| Exercise details |
Check each line of the listing, and copy it if it contains the word "name".

● ● ●

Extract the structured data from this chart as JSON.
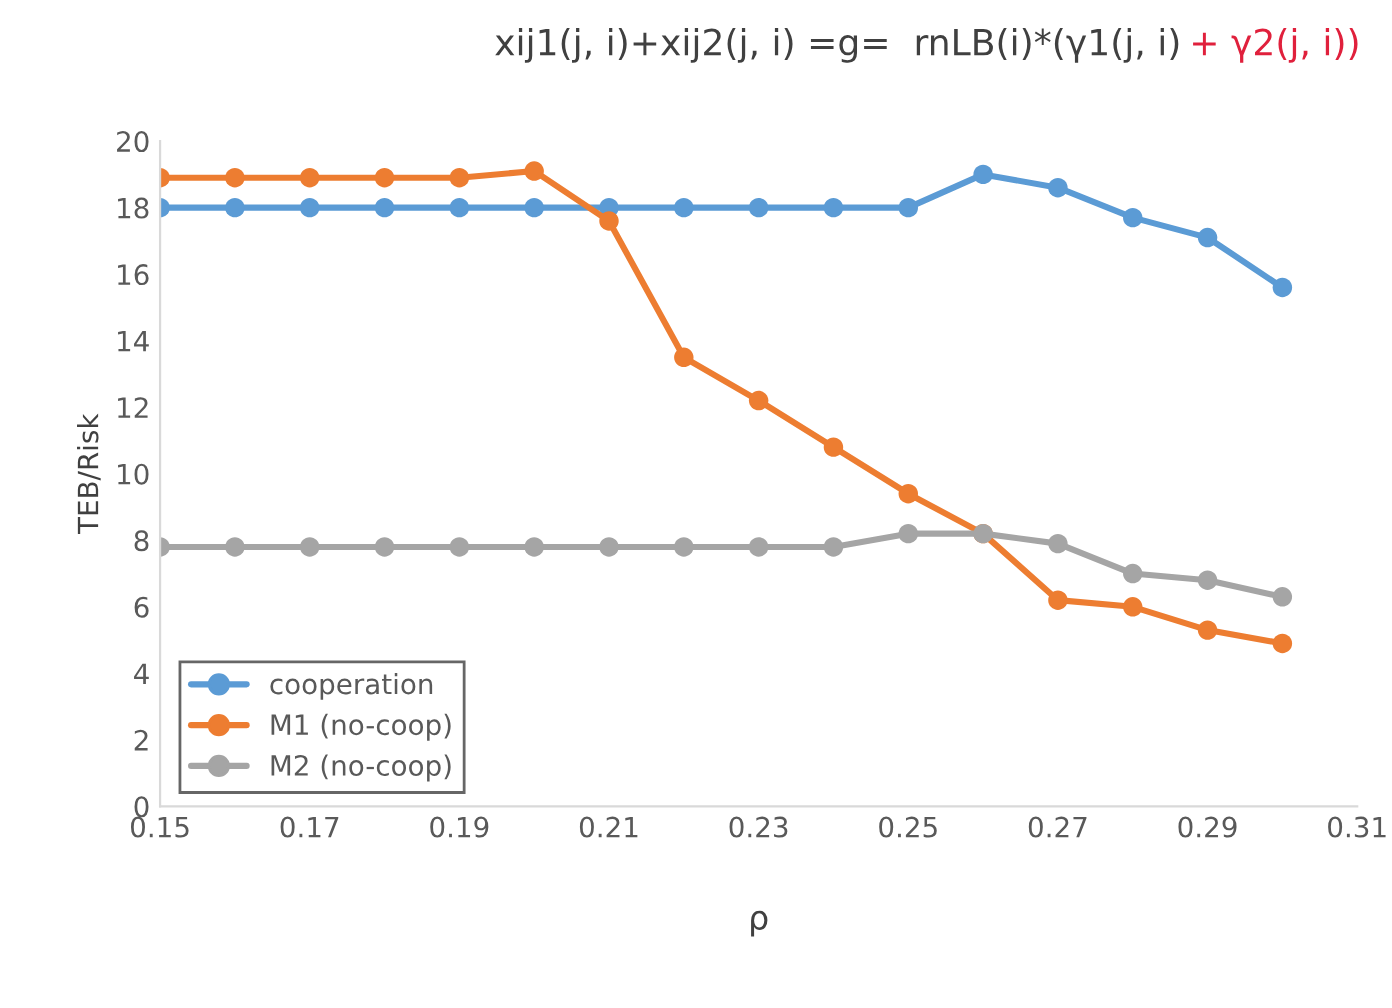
{
  "chart_data": {
    "type": "line",
    "title": "xij1(j, i)+xij2(j, i) =g=  rnLB(i)*(γ1(j, i)",
    "annotations": [
      "+ γ2(j, i))"
    ],
    "xlabel": "ρ",
    "ylabel": "TEB/Risk",
    "x": [
      0.15,
      0.16,
      0.17,
      0.18,
      0.19,
      0.2,
      0.21,
      0.22,
      0.23,
      0.24,
      0.25,
      0.26,
      0.27,
      0.28,
      0.29,
      0.3
    ],
    "series": [
      {
        "name": "cooperation",
        "color": "#5b9bd5",
        "values": [
          18,
          18,
          18,
          18,
          18,
          18,
          18,
          18,
          18,
          18,
          18,
          19.0,
          18.6,
          17.7,
          17.1,
          15.6
        ]
      },
      {
        "name": "M1 (no-coop)",
        "color": "#ed7d31",
        "values": [
          18.9,
          18.9,
          18.9,
          18.9,
          18.9,
          19.1,
          17.6,
          13.5,
          12.2,
          10.8,
          9.4,
          8.2,
          6.2,
          6.0,
          5.3,
          4.9
        ]
      },
      {
        "name": "M2 (no-coop)",
        "color": "#a5a5a5",
        "values": [
          7.8,
          7.8,
          7.8,
          7.8,
          7.8,
          7.8,
          7.8,
          7.8,
          7.8,
          7.8,
          8.2,
          8.2,
          7.9,
          7.0,
          6.8,
          6.3
        ]
      }
    ],
    "xlim": [
      0.15,
      0.31
    ],
    "xticks": [
      {
        "value": 0.15,
        "label": "0.15"
      },
      {
        "value": 0.17,
        "label": "0.17"
      },
      {
        "value": 0.19,
        "label": "0.19"
      },
      {
        "value": 0.21,
        "label": "0.21"
      },
      {
        "value": 0.23,
        "label": "0.23"
      },
      {
        "value": 0.25,
        "label": "0.25"
      },
      {
        "value": 0.27,
        "label": "0.27"
      },
      {
        "value": 0.29,
        "label": "0.29"
      },
      {
        "value": 0.31,
        "label": "0.31"
      }
    ],
    "ylim": [
      0,
      20
    ],
    "yticks": [
      0,
      2,
      4,
      6,
      8,
      10,
      12,
      14,
      16,
      18,
      20
    ],
    "grid": false,
    "legend": "bottom left",
    "marker": "circle",
    "line_style": "solid"
  }
}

● ● ●

| Result below |
        "name": "cooperation",
        "name": "M1 (no-coop)",
        "name": "M2 (no-coop)",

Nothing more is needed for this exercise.